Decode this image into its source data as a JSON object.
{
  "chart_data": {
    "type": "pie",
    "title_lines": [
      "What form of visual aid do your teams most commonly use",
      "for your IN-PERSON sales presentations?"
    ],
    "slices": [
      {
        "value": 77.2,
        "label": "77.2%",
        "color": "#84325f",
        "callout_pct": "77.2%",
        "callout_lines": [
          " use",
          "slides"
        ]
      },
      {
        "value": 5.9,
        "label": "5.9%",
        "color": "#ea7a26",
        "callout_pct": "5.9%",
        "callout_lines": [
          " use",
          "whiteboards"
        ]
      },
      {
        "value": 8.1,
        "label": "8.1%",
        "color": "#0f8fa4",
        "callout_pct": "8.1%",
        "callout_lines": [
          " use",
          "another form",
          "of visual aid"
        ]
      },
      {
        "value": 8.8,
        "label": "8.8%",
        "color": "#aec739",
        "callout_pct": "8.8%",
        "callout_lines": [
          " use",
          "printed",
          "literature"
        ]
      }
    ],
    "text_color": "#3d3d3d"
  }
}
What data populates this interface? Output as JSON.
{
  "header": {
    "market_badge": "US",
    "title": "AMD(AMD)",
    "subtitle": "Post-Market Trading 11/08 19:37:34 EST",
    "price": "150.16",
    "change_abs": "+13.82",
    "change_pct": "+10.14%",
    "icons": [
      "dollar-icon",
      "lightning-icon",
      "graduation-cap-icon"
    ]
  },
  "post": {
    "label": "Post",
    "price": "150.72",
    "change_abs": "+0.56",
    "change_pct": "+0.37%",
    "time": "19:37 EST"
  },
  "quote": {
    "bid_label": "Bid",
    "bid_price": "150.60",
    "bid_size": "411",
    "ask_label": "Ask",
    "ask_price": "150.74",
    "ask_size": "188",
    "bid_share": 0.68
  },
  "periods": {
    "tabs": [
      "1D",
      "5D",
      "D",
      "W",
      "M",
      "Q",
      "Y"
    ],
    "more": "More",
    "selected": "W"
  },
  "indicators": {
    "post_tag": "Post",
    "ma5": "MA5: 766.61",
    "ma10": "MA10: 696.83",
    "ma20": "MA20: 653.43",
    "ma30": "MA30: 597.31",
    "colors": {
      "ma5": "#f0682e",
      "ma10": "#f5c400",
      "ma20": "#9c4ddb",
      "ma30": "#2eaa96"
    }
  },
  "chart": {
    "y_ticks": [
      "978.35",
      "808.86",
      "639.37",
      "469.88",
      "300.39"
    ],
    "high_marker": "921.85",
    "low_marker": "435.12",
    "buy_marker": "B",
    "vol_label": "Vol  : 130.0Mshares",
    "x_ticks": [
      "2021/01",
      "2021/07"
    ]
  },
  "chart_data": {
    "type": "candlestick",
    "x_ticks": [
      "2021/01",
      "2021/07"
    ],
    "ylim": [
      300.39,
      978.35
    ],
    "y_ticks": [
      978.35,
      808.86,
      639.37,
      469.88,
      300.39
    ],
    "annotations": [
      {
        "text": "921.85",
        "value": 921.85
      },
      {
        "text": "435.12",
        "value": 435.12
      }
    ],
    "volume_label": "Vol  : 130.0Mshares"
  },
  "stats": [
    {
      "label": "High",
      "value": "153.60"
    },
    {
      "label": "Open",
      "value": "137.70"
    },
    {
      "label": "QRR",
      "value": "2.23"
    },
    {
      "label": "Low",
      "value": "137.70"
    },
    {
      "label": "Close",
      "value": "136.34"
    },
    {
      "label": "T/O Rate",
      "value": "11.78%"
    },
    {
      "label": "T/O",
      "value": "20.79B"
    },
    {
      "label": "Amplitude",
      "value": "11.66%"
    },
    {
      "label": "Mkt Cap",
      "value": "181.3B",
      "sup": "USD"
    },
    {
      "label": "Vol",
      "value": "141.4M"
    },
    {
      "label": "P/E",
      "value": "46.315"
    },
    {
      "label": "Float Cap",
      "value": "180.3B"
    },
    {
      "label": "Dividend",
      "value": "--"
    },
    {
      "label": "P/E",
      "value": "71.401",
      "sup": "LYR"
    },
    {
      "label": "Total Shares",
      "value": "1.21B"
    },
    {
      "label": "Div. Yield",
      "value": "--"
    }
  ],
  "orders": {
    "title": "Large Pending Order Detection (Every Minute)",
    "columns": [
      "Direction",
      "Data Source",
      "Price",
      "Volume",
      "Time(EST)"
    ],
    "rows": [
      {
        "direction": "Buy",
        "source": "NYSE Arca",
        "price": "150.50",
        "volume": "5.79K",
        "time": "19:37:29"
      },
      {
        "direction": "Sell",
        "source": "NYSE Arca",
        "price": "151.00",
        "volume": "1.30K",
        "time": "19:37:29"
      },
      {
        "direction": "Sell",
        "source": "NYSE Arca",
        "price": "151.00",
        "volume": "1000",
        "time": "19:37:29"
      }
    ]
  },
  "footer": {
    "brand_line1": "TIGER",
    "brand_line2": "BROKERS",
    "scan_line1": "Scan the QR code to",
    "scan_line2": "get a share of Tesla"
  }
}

- - -

#### EXERCISE GOAL:
Look for the word "this" and return every line where it occurs.

#### RESPONSE:
Decode this image into its source data as a JSON object.
What data populates this interface? Output as JSON.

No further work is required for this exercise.